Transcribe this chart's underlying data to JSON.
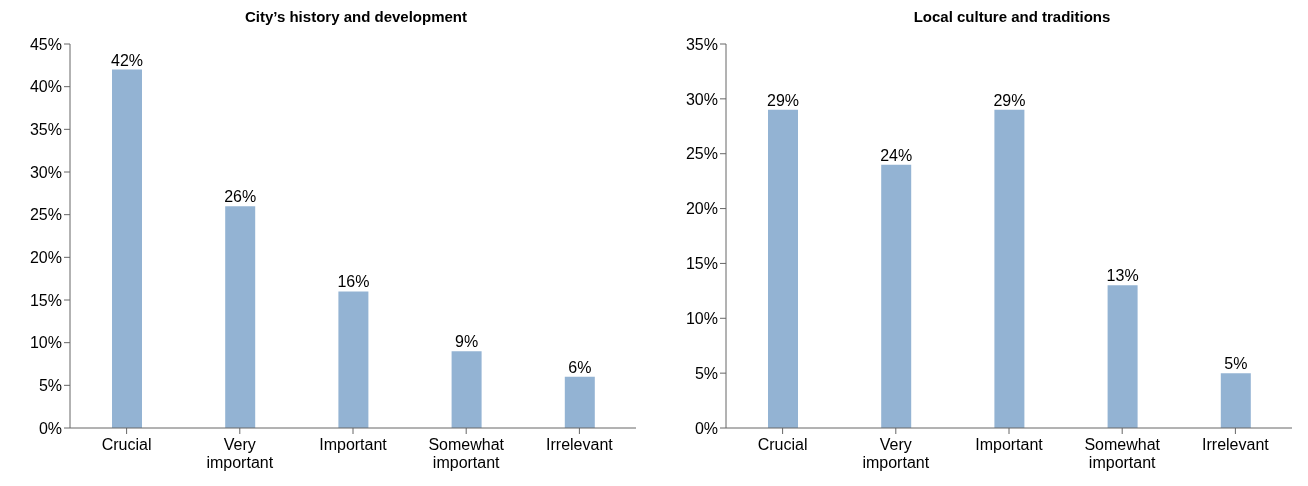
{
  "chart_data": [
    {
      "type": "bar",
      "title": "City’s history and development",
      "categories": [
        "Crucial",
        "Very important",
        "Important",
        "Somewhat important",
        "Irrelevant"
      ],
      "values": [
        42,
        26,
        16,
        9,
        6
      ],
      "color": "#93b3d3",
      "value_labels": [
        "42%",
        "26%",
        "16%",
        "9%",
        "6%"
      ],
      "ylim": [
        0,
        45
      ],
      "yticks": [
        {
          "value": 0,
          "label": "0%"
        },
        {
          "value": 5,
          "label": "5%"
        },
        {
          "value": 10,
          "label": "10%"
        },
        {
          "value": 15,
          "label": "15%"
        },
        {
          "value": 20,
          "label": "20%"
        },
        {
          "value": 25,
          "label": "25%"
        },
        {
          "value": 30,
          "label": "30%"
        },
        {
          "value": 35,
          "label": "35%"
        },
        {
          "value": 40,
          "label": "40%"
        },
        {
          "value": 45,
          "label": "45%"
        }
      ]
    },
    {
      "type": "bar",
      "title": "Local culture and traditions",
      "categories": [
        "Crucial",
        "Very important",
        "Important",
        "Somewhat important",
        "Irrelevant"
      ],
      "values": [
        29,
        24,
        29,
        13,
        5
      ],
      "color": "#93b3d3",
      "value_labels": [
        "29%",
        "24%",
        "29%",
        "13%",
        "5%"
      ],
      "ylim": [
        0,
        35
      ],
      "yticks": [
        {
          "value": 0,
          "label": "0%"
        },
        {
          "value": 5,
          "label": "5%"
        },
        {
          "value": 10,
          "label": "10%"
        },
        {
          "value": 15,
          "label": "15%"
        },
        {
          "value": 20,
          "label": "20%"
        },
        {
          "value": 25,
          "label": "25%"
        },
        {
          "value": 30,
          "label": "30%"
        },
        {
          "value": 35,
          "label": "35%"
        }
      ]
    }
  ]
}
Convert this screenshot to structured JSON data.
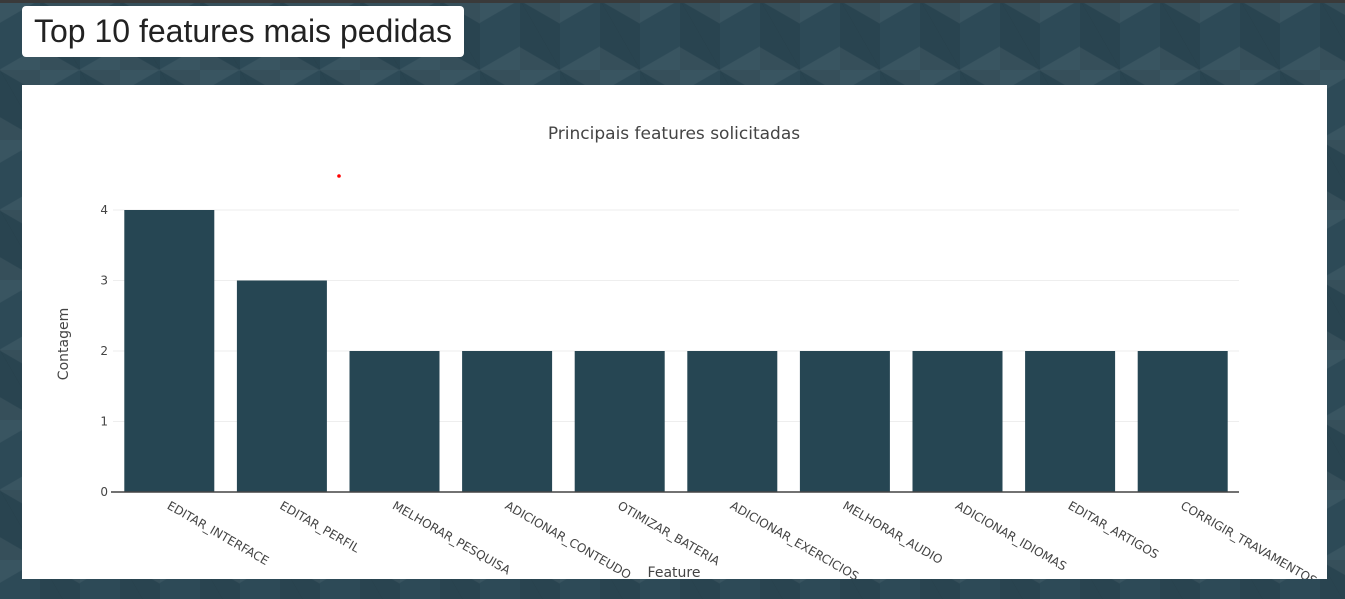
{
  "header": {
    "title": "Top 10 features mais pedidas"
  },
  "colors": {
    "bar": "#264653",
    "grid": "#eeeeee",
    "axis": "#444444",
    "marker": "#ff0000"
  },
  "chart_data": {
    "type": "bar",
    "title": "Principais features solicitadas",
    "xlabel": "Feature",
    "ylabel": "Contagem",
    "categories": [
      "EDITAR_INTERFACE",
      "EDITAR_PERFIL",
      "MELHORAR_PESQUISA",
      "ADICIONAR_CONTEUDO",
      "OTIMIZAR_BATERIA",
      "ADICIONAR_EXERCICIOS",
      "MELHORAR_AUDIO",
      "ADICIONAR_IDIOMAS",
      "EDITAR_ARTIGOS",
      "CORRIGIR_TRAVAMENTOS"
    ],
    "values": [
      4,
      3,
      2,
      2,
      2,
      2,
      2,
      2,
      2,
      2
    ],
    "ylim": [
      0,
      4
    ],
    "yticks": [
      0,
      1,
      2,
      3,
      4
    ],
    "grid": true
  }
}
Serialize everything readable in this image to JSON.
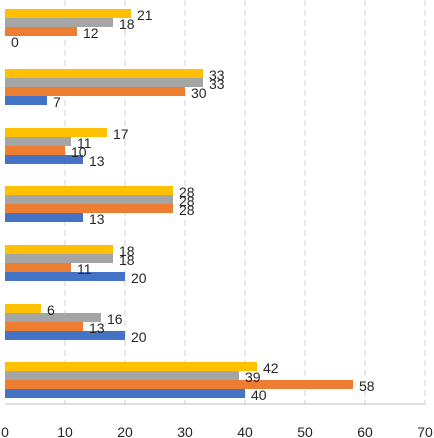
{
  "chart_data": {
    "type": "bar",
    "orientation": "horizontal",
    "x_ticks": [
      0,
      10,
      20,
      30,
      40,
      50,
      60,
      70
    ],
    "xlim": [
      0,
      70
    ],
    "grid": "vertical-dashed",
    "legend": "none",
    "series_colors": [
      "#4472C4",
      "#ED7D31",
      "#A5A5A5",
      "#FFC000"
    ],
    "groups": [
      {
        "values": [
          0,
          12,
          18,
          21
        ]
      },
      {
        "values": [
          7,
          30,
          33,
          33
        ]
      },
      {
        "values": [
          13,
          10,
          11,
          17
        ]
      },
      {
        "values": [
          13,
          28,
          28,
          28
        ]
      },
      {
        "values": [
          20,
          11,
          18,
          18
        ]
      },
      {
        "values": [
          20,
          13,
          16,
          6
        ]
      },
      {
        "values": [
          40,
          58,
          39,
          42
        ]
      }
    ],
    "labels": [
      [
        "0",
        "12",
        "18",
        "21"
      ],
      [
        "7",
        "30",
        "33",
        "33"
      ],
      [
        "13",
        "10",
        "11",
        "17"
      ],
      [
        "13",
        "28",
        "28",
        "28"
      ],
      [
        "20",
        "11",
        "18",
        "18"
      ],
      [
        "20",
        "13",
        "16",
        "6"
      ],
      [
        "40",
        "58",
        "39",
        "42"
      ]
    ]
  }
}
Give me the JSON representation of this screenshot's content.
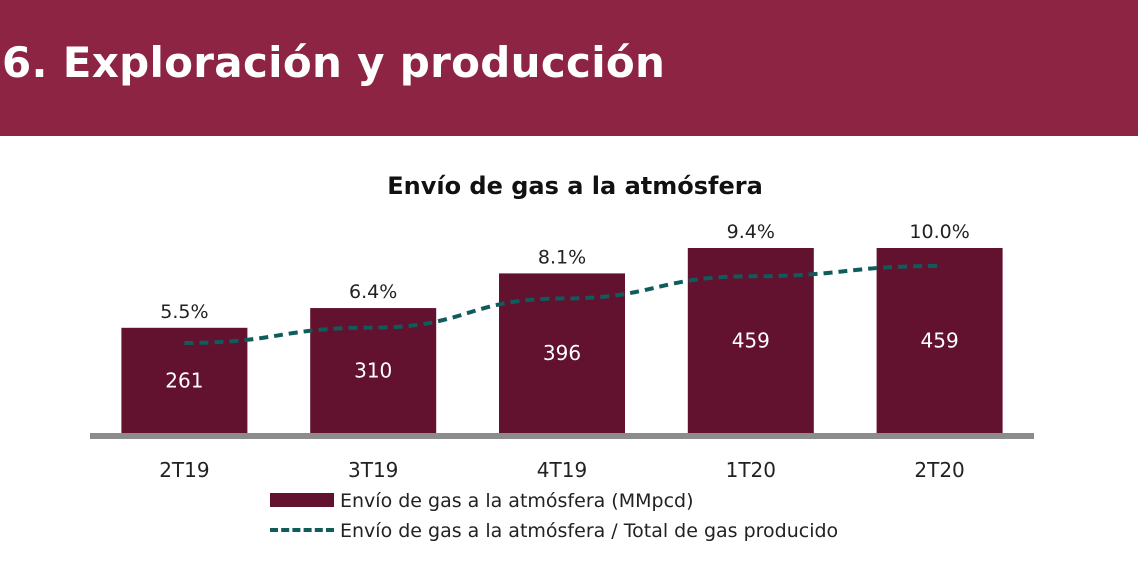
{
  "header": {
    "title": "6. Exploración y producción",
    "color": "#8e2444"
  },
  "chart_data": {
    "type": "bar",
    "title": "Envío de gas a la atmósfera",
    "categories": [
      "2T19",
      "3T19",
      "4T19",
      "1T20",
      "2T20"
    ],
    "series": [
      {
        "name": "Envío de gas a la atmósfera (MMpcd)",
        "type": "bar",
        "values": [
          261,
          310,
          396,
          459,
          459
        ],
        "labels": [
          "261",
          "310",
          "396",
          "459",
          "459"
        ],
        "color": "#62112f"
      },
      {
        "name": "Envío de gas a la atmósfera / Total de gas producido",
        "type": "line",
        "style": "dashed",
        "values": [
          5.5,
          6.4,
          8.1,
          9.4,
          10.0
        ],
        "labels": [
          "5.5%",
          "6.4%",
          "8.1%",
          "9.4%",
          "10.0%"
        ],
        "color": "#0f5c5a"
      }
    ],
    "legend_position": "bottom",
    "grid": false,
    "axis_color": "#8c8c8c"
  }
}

-------------------------

Tally the lines of the preceding listing in which the word "name" appears; state nothing but the total.

Solution to the problem: 2